_Written task_:
Gather all lines in the data that hold the string "ylabel".

_Material shown_:
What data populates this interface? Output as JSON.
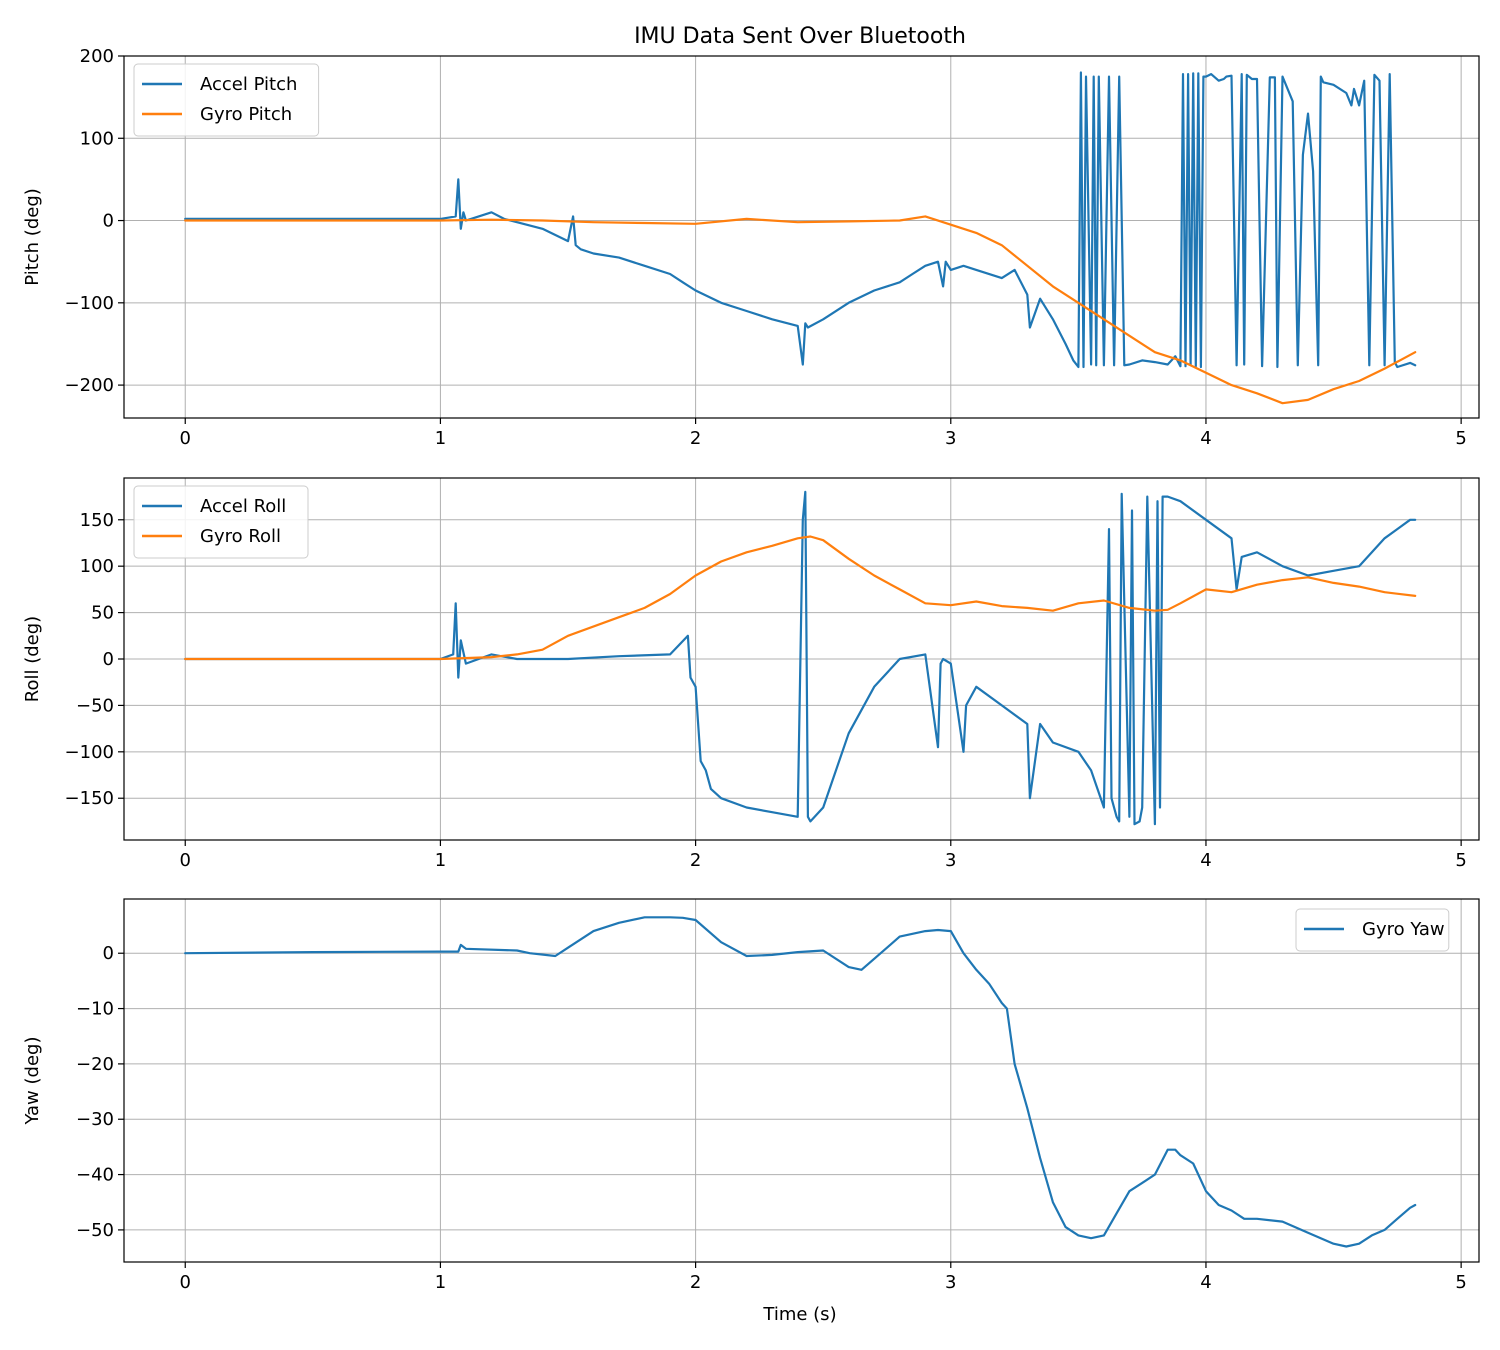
{
  "figure": {
    "title": "IMU Data Sent Over Bluetooth",
    "xlabel": "Time (s)"
  },
  "colors": {
    "accel": "#1f77b4",
    "gyro": "#ff7f0e",
    "grid": "#b0b0b0"
  },
  "chart_data": [
    {
      "type": "line",
      "title": "IMU Data Sent Over Bluetooth",
      "xlabel": "",
      "ylabel": "Pitch (deg)",
      "xlim": [
        -0.24,
        5.07
      ],
      "ylim": [
        -240,
        200
      ],
      "xticks": [
        0,
        1,
        2,
        3,
        4,
        5
      ],
      "xtick_labels": [
        "0",
        "1",
        "2",
        "3",
        "4",
        "5"
      ],
      "yticks": [
        200,
        100,
        0,
        -100,
        -200
      ],
      "ytick_labels": [
        "200",
        "100",
        "0",
        "−100",
        "−200"
      ],
      "legend": "top-left",
      "grid": true,
      "series": [
        {
          "name": "Accel Pitch",
          "color": "#1f77b4",
          "x": [
            0,
            0.3,
            0.6,
            0.9,
            1.0,
            1.06,
            1.07,
            1.08,
            1.09,
            1.1,
            1.15,
            1.2,
            1.25,
            1.3,
            1.4,
            1.5,
            1.52,
            1.53,
            1.55,
            1.6,
            1.7,
            1.8,
            1.9,
            1.95,
            2.0,
            2.1,
            2.2,
            2.3,
            2.4,
            2.42,
            2.43,
            2.44,
            2.5,
            2.6,
            2.7,
            2.8,
            2.85,
            2.9,
            2.95,
            2.97,
            2.98,
            3.0,
            3.05,
            3.1,
            3.2,
            3.25,
            3.3,
            3.31,
            3.35,
            3.4,
            3.45,
            3.48,
            3.5,
            3.51,
            3.52,
            3.53,
            3.55,
            3.56,
            3.57,
            3.58,
            3.6,
            3.62,
            3.64,
            3.66,
            3.68,
            3.7,
            3.75,
            3.8,
            3.85,
            3.88,
            3.9,
            3.91,
            3.92,
            3.93,
            3.94,
            3.95,
            3.96,
            3.97,
            3.98,
            3.99,
            4.0,
            4.02,
            4.05,
            4.07,
            4.08,
            4.1,
            4.12,
            4.14,
            4.15,
            4.16,
            4.18,
            4.2,
            4.22,
            4.25,
            4.27,
            4.28,
            4.3,
            4.32,
            4.34,
            4.36,
            4.38,
            4.4,
            4.42,
            4.44,
            4.45,
            4.46,
            4.5,
            4.55,
            4.57,
            4.58,
            4.6,
            4.62,
            4.64,
            4.66,
            4.68,
            4.7,
            4.72,
            4.74,
            4.75,
            4.8,
            4.82
          ],
          "y": [
            2,
            2,
            2,
            2,
            2,
            5,
            50,
            -10,
            10,
            0,
            5,
            10,
            2,
            -2,
            -10,
            -25,
            5,
            -30,
            -35,
            -40,
            -45,
            -55,
            -65,
            -75,
            -85,
            -100,
            -110,
            -120,
            -128,
            -175,
            -125,
            -130,
            -120,
            -100,
            -85,
            -75,
            -65,
            -55,
            -50,
            -80,
            -50,
            -60,
            -55,
            -60,
            -70,
            -60,
            -90,
            -130,
            -95,
            -120,
            -150,
            -170,
            -178,
            180,
            -178,
            175,
            -175,
            175,
            -176,
            175,
            -176,
            175,
            -176,
            175,
            -176,
            -175,
            -170,
            -172,
            -175,
            -165,
            -177,
            178,
            -177,
            178,
            -175,
            179,
            -177,
            179,
            -178,
            175,
            175,
            178,
            170,
            172,
            175,
            176,
            -176,
            178,
            -175,
            177,
            172,
            172,
            -177,
            174,
            174,
            -178,
            175,
            160,
            145,
            -176,
            80,
            130,
            60,
            -176,
            175,
            168,
            165,
            155,
            140,
            160,
            140,
            170,
            -176,
            177,
            170,
            -176,
            178,
            -172,
            -178,
            -173,
            -176
          ]
        },
        {
          "name": "Gyro Pitch",
          "color": "#ff7f0e",
          "x": [
            0,
            0.5,
            1.0,
            1.2,
            1.4,
            1.6,
            1.8,
            2.0,
            2.2,
            2.4,
            2.6,
            2.8,
            2.9,
            3.0,
            3.1,
            3.2,
            3.4,
            3.6,
            3.8,
            3.9,
            4.0,
            4.1,
            4.2,
            4.3,
            4.4,
            4.5,
            4.6,
            4.7,
            4.82
          ],
          "y": [
            0,
            0,
            0,
            1,
            0,
            -2,
            -3,
            -4,
            2,
            -2,
            -1,
            0,
            5,
            -5,
            -15,
            -30,
            -80,
            -120,
            -160,
            -170,
            -185,
            -200,
            -210,
            -222,
            -218,
            -205,
            -195,
            -180,
            -160
          ]
        }
      ]
    },
    {
      "type": "line",
      "title": "",
      "xlabel": "",
      "ylabel": "Roll (deg)",
      "xlim": [
        -0.24,
        5.07
      ],
      "ylim": [
        -195,
        195
      ],
      "xticks": [
        0,
        1,
        2,
        3,
        4,
        5
      ],
      "xtick_labels": [
        "0",
        "1",
        "2",
        "3",
        "4",
        "5"
      ],
      "yticks": [
        150,
        100,
        50,
        0,
        -50,
        -100,
        -150
      ],
      "ytick_labels": [
        "150",
        "100",
        "50",
        "0",
        "−50",
        "−100",
        "−150"
      ],
      "legend": "top-left",
      "grid": true,
      "series": [
        {
          "name": "Accel Roll",
          "color": "#1f77b4",
          "x": [
            0,
            0.5,
            1.0,
            1.05,
            1.06,
            1.07,
            1.08,
            1.1,
            1.2,
            1.3,
            1.5,
            1.7,
            1.9,
            1.97,
            1.98,
            2.0,
            2.02,
            2.04,
            2.06,
            2.1,
            2.2,
            2.3,
            2.4,
            2.42,
            2.43,
            2.44,
            2.45,
            2.5,
            2.6,
            2.7,
            2.8,
            2.9,
            2.95,
            2.96,
            2.97,
            3.0,
            3.05,
            3.06,
            3.1,
            3.2,
            3.3,
            3.31,
            3.35,
            3.4,
            3.5,
            3.55,
            3.6,
            3.62,
            3.63,
            3.65,
            3.66,
            3.67,
            3.7,
            3.71,
            3.72,
            3.74,
            3.75,
            3.77,
            3.8,
            3.81,
            3.82,
            3.83,
            3.85,
            3.9,
            4.0,
            4.1,
            4.12,
            4.14,
            4.2,
            4.3,
            4.4,
            4.5,
            4.6,
            4.7,
            4.75,
            4.8,
            4.82
          ],
          "y": [
            0,
            0,
            0,
            5,
            60,
            -20,
            20,
            -5,
            5,
            0,
            0,
            3,
            5,
            25,
            -20,
            -30,
            -110,
            -120,
            -140,
            -150,
            -160,
            -165,
            -170,
            150,
            180,
            -170,
            -175,
            -160,
            -80,
            -30,
            0,
            5,
            -95,
            -5,
            0,
            -5,
            -100,
            -50,
            -30,
            -50,
            -70,
            -150,
            -70,
            -90,
            -100,
            -120,
            -160,
            140,
            -150,
            -170,
            -175,
            178,
            -170,
            160,
            -178,
            -175,
            -160,
            175,
            -178,
            170,
            -160,
            175,
            175,
            170,
            150,
            130,
            75,
            110,
            115,
            100,
            90,
            95,
            100,
            130,
            140,
            150,
            150
          ]
        },
        {
          "name": "Gyro Roll",
          "color": "#ff7f0e",
          "x": [
            0,
            0.5,
            1.0,
            1.2,
            1.3,
            1.4,
            1.5,
            1.7,
            1.8,
            1.9,
            2.0,
            2.1,
            2.2,
            2.3,
            2.4,
            2.45,
            2.5,
            2.6,
            2.7,
            2.8,
            2.9,
            3.0,
            3.1,
            3.2,
            3.3,
            3.4,
            3.5,
            3.6,
            3.7,
            3.8,
            3.85,
            3.9,
            4.0,
            4.1,
            4.2,
            4.3,
            4.4,
            4.5,
            4.6,
            4.7,
            4.82
          ],
          "y": [
            0,
            0,
            0,
            2,
            5,
            10,
            25,
            45,
            55,
            70,
            90,
            105,
            115,
            122,
            130,
            132,
            128,
            108,
            90,
            75,
            60,
            58,
            62,
            57,
            55,
            52,
            60,
            63,
            55,
            52,
            53,
            60,
            75,
            72,
            80,
            85,
            88,
            82,
            78,
            72,
            68
          ]
        }
      ]
    },
    {
      "type": "line",
      "title": "",
      "xlabel": "Time (s)",
      "ylabel": "Yaw (deg)",
      "xlim": [
        -0.24,
        5.07
      ],
      "ylim": [
        -55.8,
        9.8
      ],
      "xticks": [
        0,
        1,
        2,
        3,
        4,
        5
      ],
      "xtick_labels": [
        "0",
        "1",
        "2",
        "3",
        "4",
        "5"
      ],
      "yticks": [
        0,
        -10,
        -20,
        -30,
        -40,
        -50
      ],
      "ytick_labels": [
        "0",
        "−10",
        "−20",
        "−30",
        "−40",
        "−50"
      ],
      "legend": "top-right",
      "grid": true,
      "series": [
        {
          "name": "Gyro Yaw",
          "color": "#1f77b4",
          "x": [
            0,
            0.5,
            1.0,
            1.07,
            1.08,
            1.1,
            1.3,
            1.35,
            1.45,
            1.5,
            1.6,
            1.7,
            1.8,
            1.9,
            1.95,
            2.0,
            2.1,
            2.2,
            2.3,
            2.4,
            2.5,
            2.6,
            2.65,
            2.7,
            2.8,
            2.9,
            2.95,
            3.0,
            3.05,
            3.1,
            3.15,
            3.2,
            3.22,
            3.25,
            3.3,
            3.35,
            3.4,
            3.45,
            3.5,
            3.55,
            3.6,
            3.65,
            3.7,
            3.75,
            3.8,
            3.85,
            3.88,
            3.9,
            3.95,
            4.0,
            4.05,
            4.1,
            4.15,
            4.2,
            4.3,
            4.4,
            4.5,
            4.55,
            4.6,
            4.65,
            4.7,
            4.75,
            4.8,
            4.82
          ],
          "y": [
            0,
            0.2,
            0.3,
            0.3,
            1.5,
            0.8,
            0.5,
            0,
            -0.5,
            1,
            4,
            5.5,
            6.5,
            6.5,
            6.4,
            6,
            2,
            -0.5,
            -0.3,
            0.2,
            0.5,
            -2.5,
            -3,
            -1,
            3,
            4,
            4.2,
            4,
            0,
            -3,
            -5.5,
            -9,
            -10,
            -20,
            -28,
            -37,
            -45,
            -49.5,
            -51,
            -51.5,
            -51,
            -47,
            -43,
            -41.5,
            -40,
            -35.5,
            -35.5,
            -36.5,
            -38,
            -43,
            -45.5,
            -46.5,
            -48,
            -48,
            -48.5,
            -50.5,
            -52.5,
            -53,
            -52.5,
            -51,
            -50,
            -48,
            -46,
            -45.5
          ]
        }
      ]
    }
  ]
}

_Answer in full_:
      "ylabel": "Pitch (deg)",
      "ylabel": "Roll (deg)",
      "ylabel": "Yaw (deg)",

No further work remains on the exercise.